+++ Data section +++
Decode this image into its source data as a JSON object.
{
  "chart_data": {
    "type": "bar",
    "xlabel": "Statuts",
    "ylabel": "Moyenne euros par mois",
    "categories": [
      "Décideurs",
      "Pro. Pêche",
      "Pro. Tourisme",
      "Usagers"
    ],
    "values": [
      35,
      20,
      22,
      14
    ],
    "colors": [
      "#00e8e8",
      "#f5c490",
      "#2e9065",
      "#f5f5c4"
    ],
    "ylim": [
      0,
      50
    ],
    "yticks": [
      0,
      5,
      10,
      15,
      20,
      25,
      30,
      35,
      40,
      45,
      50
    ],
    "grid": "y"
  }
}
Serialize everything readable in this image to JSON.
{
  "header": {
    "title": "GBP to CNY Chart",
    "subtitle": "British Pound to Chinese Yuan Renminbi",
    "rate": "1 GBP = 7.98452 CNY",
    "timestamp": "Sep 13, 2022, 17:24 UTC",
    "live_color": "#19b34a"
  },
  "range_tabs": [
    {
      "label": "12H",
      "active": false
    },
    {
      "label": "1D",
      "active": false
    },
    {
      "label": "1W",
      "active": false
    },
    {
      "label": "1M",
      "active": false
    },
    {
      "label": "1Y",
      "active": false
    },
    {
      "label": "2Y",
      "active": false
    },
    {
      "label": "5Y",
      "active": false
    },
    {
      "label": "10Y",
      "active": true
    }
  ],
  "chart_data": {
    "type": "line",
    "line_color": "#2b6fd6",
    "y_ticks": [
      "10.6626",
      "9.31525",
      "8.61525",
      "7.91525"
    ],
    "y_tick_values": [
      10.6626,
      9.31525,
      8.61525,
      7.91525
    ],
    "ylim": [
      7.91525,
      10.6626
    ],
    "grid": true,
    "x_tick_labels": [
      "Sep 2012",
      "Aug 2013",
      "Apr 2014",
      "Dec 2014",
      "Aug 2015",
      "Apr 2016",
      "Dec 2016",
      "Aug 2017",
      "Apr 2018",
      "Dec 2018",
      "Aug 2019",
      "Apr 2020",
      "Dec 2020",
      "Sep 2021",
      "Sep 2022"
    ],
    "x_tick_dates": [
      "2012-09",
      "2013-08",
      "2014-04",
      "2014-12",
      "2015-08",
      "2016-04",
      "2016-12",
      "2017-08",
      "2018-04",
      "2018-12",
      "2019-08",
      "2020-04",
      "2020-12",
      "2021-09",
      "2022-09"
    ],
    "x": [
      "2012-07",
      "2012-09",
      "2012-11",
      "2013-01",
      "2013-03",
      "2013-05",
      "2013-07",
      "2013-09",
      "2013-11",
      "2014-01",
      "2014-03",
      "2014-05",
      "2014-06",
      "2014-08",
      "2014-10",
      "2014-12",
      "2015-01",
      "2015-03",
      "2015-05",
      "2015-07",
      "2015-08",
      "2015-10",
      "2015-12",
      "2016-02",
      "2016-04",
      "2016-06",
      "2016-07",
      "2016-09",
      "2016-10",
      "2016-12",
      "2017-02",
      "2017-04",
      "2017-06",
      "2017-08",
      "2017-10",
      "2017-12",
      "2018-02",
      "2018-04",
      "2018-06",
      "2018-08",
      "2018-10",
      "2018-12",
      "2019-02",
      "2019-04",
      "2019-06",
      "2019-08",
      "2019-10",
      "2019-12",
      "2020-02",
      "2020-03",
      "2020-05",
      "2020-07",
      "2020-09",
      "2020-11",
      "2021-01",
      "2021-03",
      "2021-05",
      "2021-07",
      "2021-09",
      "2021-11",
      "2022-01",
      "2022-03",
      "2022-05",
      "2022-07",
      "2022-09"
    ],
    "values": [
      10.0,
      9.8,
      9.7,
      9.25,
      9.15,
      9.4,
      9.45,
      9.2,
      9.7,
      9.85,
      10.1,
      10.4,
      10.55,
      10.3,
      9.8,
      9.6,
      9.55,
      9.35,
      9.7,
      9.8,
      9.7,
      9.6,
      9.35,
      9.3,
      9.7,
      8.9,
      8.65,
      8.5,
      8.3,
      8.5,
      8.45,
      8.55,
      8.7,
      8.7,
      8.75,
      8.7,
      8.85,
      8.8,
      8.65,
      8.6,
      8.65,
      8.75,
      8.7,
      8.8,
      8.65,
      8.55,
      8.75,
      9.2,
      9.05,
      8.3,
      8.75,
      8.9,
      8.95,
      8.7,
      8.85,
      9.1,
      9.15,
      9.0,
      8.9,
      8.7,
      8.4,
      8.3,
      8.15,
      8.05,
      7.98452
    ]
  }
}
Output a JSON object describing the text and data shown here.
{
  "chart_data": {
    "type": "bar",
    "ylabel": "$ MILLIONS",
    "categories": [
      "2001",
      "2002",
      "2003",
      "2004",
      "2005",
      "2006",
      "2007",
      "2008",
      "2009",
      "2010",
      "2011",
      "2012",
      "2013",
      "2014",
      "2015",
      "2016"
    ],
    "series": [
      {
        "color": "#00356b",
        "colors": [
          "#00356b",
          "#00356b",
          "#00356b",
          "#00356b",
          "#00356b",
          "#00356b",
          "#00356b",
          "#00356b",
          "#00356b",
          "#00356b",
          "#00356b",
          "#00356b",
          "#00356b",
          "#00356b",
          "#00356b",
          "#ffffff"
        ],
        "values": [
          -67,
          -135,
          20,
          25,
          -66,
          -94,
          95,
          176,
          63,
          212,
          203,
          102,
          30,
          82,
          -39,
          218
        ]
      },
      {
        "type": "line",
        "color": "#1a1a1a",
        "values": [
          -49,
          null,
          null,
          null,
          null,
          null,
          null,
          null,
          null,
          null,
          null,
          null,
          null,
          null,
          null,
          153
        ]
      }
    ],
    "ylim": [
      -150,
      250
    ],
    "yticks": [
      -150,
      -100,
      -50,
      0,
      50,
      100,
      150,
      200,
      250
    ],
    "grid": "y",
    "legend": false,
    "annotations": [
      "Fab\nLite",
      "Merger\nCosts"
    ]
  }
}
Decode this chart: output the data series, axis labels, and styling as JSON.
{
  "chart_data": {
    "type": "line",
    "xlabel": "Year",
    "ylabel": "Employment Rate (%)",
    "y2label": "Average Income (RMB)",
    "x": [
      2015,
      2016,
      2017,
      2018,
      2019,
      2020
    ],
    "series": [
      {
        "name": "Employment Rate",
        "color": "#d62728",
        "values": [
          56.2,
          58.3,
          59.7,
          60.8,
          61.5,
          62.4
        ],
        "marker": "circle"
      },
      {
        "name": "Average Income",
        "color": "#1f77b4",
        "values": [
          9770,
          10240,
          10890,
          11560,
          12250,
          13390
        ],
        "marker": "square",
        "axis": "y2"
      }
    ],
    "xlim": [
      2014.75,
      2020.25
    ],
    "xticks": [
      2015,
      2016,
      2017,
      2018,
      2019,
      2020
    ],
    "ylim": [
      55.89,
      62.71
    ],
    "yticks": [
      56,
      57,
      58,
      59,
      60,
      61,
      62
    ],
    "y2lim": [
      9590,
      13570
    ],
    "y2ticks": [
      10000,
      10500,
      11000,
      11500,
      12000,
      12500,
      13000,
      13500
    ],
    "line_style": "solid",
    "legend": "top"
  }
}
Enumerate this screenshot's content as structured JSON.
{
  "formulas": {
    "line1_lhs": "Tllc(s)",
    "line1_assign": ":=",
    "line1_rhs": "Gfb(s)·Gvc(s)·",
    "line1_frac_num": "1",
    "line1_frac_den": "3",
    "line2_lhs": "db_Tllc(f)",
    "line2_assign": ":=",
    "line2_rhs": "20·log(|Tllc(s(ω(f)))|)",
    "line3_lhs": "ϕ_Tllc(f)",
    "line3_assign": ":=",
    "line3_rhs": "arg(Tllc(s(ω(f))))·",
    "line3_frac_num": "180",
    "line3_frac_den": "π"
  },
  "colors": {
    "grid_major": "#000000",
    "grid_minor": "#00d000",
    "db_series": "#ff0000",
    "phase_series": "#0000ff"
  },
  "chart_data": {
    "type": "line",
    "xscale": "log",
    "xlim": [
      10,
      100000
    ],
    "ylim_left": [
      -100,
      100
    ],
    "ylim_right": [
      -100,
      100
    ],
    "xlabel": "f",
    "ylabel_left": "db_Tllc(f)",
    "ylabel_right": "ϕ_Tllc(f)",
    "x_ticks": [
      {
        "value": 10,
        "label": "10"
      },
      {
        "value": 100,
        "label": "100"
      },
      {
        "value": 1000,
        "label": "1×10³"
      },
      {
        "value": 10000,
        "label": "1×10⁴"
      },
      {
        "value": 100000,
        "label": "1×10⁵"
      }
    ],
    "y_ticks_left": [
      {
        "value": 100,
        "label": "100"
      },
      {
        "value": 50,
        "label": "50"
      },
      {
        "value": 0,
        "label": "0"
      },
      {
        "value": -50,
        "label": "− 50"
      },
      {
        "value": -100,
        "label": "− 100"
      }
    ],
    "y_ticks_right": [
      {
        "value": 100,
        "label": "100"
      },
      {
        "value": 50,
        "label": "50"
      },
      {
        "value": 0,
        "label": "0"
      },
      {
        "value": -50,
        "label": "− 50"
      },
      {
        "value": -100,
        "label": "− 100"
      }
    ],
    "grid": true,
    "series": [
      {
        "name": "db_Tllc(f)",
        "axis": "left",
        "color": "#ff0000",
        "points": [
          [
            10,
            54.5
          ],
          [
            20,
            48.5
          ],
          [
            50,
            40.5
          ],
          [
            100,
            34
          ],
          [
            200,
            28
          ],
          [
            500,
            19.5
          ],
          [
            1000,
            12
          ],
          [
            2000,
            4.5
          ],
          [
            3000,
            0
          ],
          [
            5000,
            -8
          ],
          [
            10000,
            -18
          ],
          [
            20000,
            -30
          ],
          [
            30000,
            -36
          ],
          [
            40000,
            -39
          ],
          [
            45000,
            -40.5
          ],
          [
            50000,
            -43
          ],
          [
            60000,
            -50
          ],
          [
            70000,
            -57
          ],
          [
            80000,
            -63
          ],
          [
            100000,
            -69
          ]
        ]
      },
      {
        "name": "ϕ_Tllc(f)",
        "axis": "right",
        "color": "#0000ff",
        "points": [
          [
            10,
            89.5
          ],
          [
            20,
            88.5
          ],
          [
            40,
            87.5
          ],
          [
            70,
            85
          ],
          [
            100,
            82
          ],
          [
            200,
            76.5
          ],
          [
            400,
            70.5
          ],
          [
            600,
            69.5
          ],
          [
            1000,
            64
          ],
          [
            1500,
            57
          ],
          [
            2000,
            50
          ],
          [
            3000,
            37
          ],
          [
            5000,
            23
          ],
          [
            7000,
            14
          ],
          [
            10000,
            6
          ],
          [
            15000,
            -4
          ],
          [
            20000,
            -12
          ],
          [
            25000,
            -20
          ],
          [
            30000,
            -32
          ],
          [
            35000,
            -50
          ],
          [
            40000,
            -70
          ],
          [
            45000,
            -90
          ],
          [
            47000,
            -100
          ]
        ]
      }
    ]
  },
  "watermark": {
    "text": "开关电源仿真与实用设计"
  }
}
+++
Goal
Find every line with the word "this" and state how many there are, with no other words.

Exercise answer
4